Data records

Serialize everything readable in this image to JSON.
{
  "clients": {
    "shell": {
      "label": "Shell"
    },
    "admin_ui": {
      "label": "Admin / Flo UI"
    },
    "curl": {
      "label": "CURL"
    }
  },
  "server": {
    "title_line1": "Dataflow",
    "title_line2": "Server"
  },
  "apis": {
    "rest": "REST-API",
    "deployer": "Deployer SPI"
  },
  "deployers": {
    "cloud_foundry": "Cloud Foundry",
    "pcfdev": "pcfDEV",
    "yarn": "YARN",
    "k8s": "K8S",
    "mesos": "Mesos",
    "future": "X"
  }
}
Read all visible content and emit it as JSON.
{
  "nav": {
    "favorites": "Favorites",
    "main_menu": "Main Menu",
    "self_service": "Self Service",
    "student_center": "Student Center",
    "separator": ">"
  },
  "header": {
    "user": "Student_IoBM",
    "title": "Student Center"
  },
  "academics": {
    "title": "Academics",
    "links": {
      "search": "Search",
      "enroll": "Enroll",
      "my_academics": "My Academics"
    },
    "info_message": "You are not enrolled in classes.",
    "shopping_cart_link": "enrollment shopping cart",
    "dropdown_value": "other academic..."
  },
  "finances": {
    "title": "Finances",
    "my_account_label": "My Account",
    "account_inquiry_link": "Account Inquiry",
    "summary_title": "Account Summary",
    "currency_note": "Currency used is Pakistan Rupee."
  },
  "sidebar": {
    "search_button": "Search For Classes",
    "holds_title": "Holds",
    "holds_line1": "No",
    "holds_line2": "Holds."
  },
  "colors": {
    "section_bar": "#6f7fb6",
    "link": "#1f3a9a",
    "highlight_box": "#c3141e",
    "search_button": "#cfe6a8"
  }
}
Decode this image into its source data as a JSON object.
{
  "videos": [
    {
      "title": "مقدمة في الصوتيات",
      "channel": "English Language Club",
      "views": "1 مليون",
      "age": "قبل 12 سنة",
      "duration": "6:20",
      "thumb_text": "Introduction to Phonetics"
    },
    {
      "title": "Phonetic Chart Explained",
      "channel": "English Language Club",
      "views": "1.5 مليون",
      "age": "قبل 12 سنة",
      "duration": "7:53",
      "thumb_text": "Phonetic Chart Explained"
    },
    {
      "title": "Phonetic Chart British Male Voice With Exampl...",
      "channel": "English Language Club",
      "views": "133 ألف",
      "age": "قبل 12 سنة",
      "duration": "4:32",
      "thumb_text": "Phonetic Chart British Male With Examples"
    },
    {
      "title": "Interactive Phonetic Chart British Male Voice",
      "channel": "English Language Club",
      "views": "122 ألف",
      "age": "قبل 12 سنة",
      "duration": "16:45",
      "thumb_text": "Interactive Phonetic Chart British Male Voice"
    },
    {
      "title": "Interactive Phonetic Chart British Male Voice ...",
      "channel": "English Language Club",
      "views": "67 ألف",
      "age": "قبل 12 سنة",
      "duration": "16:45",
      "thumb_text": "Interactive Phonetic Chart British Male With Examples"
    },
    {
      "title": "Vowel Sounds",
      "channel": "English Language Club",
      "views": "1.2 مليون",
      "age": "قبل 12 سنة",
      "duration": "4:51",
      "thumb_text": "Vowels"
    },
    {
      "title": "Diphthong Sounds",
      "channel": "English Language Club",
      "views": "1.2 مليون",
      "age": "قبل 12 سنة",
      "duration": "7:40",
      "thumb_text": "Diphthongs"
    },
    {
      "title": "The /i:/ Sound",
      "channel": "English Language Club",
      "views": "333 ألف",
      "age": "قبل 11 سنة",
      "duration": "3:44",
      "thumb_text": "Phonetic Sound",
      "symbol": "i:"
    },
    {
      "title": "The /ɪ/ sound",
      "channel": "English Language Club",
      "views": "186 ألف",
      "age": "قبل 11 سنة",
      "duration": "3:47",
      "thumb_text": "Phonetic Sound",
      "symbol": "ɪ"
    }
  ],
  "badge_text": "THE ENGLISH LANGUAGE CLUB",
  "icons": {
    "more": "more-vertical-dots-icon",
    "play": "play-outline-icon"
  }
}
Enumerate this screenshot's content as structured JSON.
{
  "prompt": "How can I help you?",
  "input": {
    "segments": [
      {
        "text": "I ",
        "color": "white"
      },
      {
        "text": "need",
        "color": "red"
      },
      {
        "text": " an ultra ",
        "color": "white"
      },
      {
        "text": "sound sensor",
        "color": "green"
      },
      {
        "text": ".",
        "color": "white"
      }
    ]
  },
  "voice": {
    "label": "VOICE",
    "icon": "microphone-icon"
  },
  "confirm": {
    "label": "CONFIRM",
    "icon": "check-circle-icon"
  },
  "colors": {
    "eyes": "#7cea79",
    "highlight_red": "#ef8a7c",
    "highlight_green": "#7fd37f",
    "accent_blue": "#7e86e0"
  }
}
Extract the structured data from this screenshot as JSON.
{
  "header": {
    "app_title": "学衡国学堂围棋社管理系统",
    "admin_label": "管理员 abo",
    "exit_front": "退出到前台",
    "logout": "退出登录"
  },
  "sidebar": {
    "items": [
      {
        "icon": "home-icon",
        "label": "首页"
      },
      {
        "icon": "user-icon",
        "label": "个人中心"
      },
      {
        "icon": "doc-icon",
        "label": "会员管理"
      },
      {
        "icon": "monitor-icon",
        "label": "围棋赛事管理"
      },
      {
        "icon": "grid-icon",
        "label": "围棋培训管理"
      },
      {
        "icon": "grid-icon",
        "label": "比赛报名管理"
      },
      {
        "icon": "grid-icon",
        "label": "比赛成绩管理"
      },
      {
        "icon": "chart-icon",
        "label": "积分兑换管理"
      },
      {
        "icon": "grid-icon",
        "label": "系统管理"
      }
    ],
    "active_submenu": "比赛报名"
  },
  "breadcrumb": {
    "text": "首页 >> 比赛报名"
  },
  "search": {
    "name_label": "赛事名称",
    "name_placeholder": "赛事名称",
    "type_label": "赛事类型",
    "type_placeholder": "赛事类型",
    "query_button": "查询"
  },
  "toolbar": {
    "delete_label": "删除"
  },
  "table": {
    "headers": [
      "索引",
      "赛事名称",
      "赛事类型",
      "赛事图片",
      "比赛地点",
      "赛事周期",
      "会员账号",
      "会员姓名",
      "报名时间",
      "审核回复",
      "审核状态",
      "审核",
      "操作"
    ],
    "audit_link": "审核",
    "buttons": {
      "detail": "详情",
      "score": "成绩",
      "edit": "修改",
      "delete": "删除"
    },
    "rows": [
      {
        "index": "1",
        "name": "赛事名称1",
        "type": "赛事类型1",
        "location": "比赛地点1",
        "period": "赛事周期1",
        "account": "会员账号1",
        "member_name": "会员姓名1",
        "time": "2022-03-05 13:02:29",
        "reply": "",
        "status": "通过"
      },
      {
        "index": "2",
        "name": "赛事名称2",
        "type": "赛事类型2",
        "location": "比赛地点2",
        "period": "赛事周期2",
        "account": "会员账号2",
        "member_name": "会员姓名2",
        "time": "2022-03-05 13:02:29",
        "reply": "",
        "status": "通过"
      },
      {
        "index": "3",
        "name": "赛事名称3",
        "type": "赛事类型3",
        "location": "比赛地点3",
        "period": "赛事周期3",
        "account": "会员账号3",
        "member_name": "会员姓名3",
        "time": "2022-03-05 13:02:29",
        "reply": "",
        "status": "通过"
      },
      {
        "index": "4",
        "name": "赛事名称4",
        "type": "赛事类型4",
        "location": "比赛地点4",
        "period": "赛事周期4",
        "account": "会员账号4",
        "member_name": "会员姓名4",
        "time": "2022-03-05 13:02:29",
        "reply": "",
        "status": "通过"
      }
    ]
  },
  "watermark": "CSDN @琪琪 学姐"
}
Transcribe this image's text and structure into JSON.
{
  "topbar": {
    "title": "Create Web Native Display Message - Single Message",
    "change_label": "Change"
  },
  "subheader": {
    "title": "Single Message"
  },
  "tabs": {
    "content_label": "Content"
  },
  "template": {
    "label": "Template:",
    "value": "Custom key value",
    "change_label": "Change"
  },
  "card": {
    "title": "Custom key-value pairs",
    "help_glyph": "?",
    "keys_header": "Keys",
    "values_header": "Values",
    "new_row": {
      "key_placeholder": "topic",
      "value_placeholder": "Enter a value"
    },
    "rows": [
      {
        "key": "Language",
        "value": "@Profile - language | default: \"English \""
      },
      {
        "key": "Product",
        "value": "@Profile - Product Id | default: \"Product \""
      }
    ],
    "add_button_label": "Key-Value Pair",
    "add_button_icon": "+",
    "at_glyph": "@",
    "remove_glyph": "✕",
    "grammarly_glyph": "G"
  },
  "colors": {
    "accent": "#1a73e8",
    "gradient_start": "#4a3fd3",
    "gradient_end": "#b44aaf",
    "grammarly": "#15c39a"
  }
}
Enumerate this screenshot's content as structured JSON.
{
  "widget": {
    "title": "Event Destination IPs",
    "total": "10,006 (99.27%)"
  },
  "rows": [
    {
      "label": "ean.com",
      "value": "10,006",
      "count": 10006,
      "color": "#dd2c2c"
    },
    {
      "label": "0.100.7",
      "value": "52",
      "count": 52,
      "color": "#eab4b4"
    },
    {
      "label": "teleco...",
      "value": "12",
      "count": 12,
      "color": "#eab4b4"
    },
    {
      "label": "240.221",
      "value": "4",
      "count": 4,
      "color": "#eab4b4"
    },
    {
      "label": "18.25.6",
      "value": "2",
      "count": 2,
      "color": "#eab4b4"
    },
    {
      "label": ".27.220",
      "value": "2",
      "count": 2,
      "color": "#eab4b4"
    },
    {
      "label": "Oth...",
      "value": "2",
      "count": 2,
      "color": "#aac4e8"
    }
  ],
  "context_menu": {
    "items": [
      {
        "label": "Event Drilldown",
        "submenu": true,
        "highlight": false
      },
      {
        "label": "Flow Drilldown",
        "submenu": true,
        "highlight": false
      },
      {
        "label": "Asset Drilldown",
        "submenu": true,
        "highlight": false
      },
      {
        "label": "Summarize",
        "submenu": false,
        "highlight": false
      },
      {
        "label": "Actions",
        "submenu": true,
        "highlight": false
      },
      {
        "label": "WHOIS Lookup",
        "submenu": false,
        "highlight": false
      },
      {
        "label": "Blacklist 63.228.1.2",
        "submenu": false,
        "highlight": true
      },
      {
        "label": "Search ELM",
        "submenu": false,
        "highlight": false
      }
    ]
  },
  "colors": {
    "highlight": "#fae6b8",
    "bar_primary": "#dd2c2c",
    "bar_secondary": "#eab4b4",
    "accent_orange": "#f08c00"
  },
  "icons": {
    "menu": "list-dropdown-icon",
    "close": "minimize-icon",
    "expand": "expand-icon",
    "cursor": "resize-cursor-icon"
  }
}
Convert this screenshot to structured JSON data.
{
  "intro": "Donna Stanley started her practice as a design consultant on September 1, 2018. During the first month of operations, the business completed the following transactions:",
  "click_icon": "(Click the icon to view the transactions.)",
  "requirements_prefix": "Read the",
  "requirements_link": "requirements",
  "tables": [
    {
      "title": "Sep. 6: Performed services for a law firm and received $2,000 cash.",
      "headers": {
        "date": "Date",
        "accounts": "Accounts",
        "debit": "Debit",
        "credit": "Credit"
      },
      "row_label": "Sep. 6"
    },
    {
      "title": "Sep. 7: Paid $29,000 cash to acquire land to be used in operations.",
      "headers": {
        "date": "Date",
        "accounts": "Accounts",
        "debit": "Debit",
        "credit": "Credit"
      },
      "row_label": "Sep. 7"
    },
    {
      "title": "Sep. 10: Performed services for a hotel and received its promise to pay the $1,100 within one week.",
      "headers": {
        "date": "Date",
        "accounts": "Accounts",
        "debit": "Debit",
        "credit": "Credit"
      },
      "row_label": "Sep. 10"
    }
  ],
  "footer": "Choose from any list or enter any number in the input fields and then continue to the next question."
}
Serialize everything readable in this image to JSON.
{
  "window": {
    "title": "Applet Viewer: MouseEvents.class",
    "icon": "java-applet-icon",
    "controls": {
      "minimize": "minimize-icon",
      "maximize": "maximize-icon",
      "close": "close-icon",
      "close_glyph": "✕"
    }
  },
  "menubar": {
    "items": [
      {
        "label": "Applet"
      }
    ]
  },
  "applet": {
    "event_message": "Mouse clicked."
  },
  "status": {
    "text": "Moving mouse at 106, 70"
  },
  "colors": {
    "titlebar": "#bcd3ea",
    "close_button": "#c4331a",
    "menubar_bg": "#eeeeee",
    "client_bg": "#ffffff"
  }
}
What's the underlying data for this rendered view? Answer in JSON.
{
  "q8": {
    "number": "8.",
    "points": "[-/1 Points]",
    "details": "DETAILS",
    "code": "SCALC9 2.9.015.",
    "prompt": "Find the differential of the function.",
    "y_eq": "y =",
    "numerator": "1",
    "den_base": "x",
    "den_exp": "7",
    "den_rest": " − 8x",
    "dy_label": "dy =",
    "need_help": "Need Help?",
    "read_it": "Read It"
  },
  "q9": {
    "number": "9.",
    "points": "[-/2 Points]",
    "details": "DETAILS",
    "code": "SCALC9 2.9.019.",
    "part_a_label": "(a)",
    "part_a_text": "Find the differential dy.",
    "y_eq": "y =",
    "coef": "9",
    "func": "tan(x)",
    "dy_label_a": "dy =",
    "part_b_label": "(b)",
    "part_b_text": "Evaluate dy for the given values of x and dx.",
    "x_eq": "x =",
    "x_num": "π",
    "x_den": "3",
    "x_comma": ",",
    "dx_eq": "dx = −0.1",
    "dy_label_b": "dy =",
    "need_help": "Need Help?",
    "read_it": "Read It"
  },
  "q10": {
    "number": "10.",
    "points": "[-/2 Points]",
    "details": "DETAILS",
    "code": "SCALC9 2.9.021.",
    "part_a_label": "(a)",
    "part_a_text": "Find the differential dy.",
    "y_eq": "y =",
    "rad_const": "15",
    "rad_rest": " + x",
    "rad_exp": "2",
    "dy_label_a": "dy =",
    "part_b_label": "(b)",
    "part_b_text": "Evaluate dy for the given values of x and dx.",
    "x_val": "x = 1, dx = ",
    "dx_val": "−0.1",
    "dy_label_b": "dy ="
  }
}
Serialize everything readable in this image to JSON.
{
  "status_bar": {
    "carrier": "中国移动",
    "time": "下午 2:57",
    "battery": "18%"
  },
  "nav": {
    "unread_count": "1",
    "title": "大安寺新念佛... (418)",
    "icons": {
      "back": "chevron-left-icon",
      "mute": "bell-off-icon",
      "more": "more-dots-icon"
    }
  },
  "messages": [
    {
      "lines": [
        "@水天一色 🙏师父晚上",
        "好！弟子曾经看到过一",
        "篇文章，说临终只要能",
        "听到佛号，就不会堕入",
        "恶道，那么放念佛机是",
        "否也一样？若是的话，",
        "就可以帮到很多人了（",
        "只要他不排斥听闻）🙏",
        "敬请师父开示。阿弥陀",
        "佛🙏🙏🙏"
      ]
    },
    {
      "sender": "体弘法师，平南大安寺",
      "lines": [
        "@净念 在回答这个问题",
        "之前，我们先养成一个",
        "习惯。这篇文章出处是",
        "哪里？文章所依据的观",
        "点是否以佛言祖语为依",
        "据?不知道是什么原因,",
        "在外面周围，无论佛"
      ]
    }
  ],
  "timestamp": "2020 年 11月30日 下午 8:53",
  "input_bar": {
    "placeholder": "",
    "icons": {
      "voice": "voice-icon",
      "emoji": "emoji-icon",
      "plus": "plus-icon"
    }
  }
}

TASK TO CARRY OUT: Copy out all lines where the word "مليون" appears.

RESULT BELOW:
      "views": "1 مليون",
      "views": "1.5 مليون",
      "views": "1.2 مليون",
      "views": "1.2 مليون",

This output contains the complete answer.